■ DIRECTIVE
Check each line of the records below for the word "this" and copy those where it appears.

________

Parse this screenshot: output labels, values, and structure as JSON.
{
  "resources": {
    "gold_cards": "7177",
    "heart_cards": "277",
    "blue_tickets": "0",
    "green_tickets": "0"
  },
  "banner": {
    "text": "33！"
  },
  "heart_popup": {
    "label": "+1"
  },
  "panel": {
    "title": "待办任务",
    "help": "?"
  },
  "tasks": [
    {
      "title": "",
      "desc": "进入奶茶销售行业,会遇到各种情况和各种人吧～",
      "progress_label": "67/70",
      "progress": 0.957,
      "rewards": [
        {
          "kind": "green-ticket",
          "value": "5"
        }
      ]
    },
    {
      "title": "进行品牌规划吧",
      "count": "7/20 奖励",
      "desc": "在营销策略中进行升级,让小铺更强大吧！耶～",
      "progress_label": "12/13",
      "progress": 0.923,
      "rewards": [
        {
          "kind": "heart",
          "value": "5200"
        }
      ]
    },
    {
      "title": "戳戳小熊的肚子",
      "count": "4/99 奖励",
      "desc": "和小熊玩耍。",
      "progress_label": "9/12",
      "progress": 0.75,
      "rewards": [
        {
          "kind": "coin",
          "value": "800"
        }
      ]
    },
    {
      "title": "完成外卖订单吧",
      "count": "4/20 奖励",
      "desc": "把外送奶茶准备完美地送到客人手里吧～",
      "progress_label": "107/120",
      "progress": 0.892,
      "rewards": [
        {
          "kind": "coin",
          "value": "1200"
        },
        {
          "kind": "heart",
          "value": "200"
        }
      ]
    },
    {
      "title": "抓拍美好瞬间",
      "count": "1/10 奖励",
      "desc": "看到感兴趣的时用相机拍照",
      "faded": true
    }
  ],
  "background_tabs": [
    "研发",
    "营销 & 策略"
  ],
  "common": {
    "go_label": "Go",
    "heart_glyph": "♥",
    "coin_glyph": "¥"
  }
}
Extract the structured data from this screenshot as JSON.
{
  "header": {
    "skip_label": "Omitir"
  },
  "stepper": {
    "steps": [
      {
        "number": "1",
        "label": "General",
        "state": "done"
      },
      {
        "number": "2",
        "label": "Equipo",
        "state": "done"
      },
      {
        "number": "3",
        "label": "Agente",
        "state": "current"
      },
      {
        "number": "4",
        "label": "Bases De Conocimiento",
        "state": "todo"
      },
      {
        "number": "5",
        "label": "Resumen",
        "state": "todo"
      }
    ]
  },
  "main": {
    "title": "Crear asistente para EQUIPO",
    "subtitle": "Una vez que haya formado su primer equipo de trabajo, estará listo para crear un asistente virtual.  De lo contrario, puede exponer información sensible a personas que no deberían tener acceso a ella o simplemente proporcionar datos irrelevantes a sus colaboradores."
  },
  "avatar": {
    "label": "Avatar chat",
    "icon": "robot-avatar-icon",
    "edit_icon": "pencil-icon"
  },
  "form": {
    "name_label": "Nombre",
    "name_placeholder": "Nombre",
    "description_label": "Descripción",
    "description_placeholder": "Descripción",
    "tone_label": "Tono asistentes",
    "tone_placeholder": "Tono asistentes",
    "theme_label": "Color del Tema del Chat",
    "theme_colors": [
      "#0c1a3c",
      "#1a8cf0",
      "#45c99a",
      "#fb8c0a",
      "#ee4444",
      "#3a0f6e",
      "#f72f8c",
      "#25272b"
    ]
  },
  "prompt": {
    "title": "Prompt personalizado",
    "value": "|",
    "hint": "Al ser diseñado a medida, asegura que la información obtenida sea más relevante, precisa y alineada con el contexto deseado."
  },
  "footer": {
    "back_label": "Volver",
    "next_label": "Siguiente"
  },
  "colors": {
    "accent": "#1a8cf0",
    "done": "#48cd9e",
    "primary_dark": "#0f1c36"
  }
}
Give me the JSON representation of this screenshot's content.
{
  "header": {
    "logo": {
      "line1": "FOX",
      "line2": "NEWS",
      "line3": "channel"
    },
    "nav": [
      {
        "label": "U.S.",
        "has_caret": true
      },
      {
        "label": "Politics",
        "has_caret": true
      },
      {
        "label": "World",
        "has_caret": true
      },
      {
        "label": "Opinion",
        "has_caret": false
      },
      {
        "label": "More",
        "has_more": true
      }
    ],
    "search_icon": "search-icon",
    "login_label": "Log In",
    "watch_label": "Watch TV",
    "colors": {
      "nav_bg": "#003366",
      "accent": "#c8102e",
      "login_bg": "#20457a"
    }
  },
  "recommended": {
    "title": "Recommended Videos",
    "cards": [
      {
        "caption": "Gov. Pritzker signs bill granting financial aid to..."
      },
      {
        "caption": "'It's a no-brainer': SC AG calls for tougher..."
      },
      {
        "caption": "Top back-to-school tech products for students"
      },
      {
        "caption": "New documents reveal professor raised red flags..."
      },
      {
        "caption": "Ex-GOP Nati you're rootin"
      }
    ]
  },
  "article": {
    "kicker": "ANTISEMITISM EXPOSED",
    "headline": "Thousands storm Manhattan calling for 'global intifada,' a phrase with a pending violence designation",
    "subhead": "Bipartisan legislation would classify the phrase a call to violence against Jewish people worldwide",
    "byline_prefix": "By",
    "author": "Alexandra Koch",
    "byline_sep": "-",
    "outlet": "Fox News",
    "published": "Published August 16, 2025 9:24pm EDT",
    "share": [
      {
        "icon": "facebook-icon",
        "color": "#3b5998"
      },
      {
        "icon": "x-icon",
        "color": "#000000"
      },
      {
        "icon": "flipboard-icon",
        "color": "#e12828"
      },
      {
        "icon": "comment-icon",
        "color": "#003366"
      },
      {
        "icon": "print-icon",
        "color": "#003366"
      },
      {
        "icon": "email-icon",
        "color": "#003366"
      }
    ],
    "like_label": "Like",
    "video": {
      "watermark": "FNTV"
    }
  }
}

________

■ WRITTEN RESPONSE
Parse this screenshot: output labels, values, and structure as JSON.
Extract the structured data from this screenshot as JSON.
Give me the JSON representation of this screenshot's content.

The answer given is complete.